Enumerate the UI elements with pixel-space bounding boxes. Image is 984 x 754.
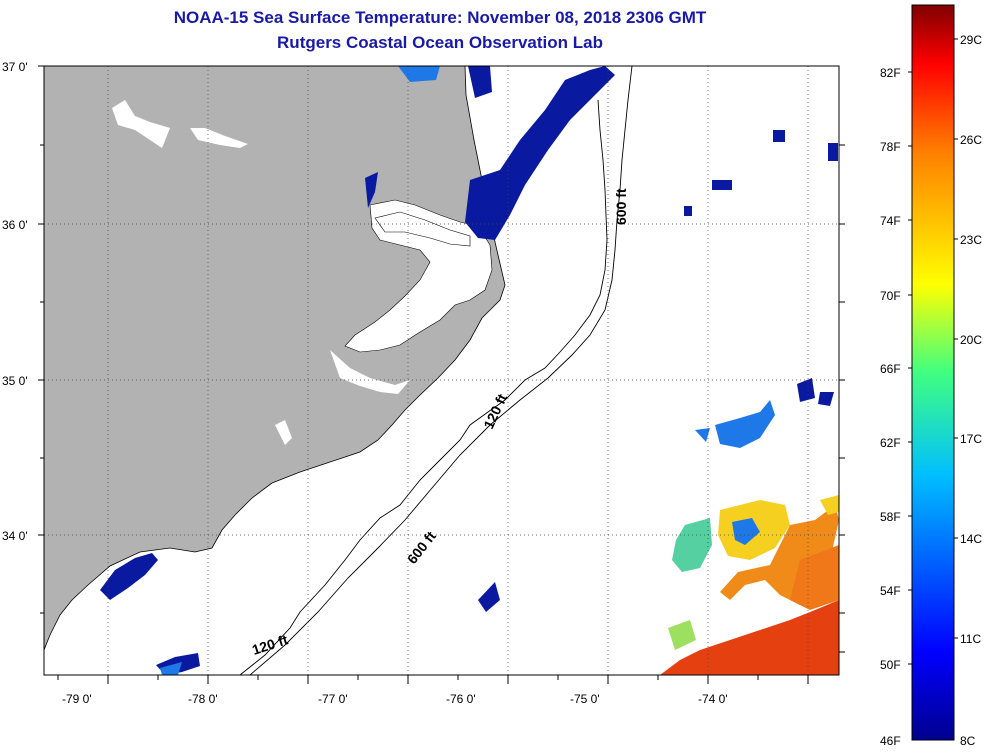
contour-120ft xyxy=(239,99,608,675)
lon-label-76: -76 0' xyxy=(446,692,476,706)
inland-lake xyxy=(190,128,248,148)
sst-warm-patches xyxy=(660,495,839,675)
colorbar-f-66: 66F xyxy=(880,362,901,376)
colorbar-f-82: 82F xyxy=(880,66,901,80)
colorbar-f-78: 78F xyxy=(880,140,901,154)
map-title: NOAA-15 Sea Surface Temperature: Novembe… xyxy=(173,8,707,27)
colorbar-c-14: 14C xyxy=(960,532,982,546)
colorbar-c-26: 26C xyxy=(960,133,982,147)
lon-label-75: -75 0' xyxy=(570,692,600,706)
sst-cold-patches xyxy=(100,66,838,675)
axis-ticks xyxy=(38,65,845,684)
lat-label-34: 34 0' xyxy=(2,529,28,543)
colorbar-c-23: 23C xyxy=(960,233,982,247)
lon-label-77: -77 0' xyxy=(318,692,348,706)
bay-small xyxy=(275,420,292,445)
contour-600ft xyxy=(249,66,633,675)
map-frame xyxy=(43,65,840,676)
lon-label-79: -79 0' xyxy=(62,692,92,706)
colorbar-c-17: 17C xyxy=(960,432,982,446)
colorbar-c-20: 20C xyxy=(960,333,982,347)
colorbar-f-70: 70F xyxy=(880,289,901,303)
grid-lines xyxy=(44,66,839,675)
lon-label-74: -74 0' xyxy=(698,692,728,706)
colorbar-f-50: 50F xyxy=(880,658,901,672)
colorbar xyxy=(911,4,955,741)
colorbar-f-62: 62F xyxy=(880,436,901,450)
colorbar-ticks xyxy=(908,38,958,665)
albemarle-sound xyxy=(374,211,471,247)
colorbar-f-46: 46F xyxy=(880,734,901,748)
colorbar-c-29: 29C xyxy=(960,33,982,47)
contour-label-600ft-north: 600 ft xyxy=(613,188,629,225)
colorbar-c-11: 11C xyxy=(960,632,981,646)
colorbar-f-58: 58F xyxy=(880,510,901,524)
colorbar-f-54: 54F xyxy=(880,584,901,598)
inland-river xyxy=(112,100,170,148)
map-subtitle: Rutgers Coastal Ocean Observation Lab xyxy=(277,33,603,52)
colorbar-f-74: 74F xyxy=(880,214,901,228)
colorbar-c-8: 8C xyxy=(960,734,976,748)
sst-cool-patches xyxy=(160,66,775,675)
lon-label-78: -78 0' xyxy=(188,692,218,706)
lat-label-36: 36 0' xyxy=(2,218,28,232)
pamlico-river xyxy=(330,350,410,394)
lat-label-35: 35 0' xyxy=(2,374,28,388)
lat-label-37: 37 0' xyxy=(2,60,28,74)
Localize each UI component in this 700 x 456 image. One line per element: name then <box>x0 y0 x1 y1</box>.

## Exercise goal:
Output the entries unchanged, beginning with the line containing "contour-120ft xyxy=(239,99,608,675)" and continuing through the line containing "axis-ticks xyxy=(38,65,845,684)".

## Final answer:
contour-120ft xyxy=(239,99,608,675)
lon-label-76: -76 0' xyxy=(446,692,476,706)
inland-lake xyxy=(190,128,248,148)
sst-warm-patches xyxy=(660,495,839,675)
colorbar-f-66: 66F xyxy=(880,362,901,376)
colorbar-f-82: 82F xyxy=(880,66,901,80)
colorbar-f-78: 78F xyxy=(880,140,901,154)
map-title: NOAA-15 Sea Surface Temperature: Novembe… xyxy=(173,8,707,27)
colorbar-c-14: 14C xyxy=(960,532,982,546)
colorbar-c-26: 26C xyxy=(960,133,982,147)
lon-label-75: -75 0' xyxy=(570,692,600,706)
sst-cold-patches xyxy=(100,66,838,675)
axis-ticks xyxy=(38,65,845,684)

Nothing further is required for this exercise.